# GIVEN TASK
Find the string "glyph" in the data, then copy every line where it is found.

--- INPUT ---

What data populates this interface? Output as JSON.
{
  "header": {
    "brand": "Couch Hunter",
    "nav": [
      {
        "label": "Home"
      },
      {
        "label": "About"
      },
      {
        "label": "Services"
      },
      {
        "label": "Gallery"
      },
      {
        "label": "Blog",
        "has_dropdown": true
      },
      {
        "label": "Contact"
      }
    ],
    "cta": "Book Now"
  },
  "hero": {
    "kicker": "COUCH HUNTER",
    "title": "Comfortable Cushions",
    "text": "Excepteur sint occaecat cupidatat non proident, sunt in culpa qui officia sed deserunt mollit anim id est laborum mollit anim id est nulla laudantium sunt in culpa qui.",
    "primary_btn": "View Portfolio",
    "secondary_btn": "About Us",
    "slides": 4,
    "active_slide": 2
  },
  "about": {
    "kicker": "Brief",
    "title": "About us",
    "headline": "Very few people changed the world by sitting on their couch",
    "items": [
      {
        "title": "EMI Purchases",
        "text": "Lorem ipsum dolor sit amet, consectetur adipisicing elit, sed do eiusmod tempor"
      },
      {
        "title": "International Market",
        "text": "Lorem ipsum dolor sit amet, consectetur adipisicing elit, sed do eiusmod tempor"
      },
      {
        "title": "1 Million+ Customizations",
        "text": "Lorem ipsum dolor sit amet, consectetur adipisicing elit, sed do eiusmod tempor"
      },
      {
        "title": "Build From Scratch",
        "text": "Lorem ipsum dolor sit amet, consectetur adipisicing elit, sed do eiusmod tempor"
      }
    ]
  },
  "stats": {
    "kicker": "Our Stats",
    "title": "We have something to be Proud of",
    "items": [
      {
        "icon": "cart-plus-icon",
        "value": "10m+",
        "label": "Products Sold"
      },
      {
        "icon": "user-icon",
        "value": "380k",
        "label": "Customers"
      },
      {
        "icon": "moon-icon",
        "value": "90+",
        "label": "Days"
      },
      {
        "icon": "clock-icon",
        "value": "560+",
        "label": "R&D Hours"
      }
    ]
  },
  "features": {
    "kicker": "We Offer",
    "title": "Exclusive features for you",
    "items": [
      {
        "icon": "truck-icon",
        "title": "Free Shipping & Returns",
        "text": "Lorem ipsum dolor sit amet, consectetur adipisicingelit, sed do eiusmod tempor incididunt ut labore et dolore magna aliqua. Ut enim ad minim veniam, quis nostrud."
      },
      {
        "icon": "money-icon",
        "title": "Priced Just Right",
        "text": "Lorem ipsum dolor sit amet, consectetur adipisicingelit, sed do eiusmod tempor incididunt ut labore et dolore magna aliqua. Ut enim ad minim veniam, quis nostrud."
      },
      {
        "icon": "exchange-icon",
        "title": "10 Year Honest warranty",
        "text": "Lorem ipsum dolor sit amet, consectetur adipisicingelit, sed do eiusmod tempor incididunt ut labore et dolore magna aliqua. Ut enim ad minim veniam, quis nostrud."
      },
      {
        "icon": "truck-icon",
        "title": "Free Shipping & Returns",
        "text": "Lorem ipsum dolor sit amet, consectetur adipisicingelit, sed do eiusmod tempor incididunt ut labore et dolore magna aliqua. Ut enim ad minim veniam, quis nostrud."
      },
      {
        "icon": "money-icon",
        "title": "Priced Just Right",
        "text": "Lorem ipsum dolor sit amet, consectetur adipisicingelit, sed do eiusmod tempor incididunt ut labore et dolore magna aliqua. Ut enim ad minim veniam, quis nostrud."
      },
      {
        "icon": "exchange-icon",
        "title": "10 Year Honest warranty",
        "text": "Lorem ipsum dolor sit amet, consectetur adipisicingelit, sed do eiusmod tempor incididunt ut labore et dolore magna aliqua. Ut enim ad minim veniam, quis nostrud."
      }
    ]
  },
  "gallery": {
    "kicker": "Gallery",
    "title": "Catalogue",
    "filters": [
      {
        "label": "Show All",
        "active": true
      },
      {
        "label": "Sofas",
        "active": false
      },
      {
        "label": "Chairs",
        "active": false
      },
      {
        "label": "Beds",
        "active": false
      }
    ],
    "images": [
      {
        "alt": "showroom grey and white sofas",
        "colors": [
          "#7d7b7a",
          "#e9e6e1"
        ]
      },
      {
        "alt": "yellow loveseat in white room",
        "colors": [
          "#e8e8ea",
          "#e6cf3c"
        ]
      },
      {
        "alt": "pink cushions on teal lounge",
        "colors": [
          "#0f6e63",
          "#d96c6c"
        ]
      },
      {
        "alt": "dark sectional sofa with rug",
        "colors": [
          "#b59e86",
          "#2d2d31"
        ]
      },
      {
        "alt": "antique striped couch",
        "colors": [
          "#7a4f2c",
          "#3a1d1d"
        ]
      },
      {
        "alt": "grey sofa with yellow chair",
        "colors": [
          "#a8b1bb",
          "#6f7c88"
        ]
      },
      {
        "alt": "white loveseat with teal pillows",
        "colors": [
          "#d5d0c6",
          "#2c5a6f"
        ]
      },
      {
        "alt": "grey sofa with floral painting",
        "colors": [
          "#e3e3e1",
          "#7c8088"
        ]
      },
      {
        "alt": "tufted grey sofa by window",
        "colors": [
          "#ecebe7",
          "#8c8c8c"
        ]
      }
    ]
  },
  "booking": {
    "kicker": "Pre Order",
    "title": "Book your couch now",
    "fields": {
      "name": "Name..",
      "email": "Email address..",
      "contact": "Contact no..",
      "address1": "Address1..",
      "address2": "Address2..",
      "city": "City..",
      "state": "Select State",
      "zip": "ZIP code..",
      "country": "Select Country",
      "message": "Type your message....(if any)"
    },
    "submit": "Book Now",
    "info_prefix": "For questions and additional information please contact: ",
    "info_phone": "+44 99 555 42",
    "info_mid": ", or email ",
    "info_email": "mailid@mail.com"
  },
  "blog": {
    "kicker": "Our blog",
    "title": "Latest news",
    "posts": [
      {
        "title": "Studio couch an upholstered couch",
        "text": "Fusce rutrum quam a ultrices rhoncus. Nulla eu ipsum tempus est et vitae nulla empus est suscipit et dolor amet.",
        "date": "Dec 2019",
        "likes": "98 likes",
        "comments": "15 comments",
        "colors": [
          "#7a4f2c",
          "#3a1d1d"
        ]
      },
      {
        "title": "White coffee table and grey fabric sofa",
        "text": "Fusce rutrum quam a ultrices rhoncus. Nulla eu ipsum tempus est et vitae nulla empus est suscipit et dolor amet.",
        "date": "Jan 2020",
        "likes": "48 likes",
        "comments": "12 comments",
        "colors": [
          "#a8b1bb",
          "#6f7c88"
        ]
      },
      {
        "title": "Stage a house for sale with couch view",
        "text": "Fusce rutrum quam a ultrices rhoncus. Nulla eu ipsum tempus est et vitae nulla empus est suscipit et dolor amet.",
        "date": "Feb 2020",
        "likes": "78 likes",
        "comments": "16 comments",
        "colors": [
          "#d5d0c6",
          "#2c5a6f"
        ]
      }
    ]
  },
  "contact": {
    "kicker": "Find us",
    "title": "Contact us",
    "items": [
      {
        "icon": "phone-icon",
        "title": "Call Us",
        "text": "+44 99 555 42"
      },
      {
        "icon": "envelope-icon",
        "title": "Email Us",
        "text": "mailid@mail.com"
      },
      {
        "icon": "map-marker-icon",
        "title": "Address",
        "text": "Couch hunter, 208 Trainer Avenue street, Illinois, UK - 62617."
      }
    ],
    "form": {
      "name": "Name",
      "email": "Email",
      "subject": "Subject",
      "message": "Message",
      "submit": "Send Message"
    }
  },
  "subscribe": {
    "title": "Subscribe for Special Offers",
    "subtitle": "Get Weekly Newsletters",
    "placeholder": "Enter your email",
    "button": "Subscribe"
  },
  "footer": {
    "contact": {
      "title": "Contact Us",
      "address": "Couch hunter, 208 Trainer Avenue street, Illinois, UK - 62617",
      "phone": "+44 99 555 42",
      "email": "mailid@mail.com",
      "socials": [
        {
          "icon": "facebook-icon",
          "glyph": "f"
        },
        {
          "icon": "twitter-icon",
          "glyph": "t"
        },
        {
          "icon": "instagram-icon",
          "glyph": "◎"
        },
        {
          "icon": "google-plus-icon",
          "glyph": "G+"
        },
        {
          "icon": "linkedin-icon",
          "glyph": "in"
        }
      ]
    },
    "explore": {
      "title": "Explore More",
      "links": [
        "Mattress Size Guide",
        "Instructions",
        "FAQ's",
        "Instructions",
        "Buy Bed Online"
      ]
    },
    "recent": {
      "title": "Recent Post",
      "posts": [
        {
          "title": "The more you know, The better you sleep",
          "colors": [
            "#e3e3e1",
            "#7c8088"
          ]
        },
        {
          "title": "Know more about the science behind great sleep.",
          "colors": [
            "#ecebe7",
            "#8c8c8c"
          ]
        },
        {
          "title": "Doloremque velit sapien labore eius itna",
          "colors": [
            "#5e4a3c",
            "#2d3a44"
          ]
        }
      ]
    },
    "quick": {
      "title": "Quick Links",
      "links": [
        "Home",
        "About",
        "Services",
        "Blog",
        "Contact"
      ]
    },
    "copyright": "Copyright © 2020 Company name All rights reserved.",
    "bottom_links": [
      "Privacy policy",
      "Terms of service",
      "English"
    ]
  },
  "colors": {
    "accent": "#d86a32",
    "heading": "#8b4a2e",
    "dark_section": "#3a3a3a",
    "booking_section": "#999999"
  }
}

---

# COMPLETE ANSWER
          "glyph": "f"
          "glyph": "t"
          "glyph": "◎"
          "glyph": "G+"
          "glyph": "in"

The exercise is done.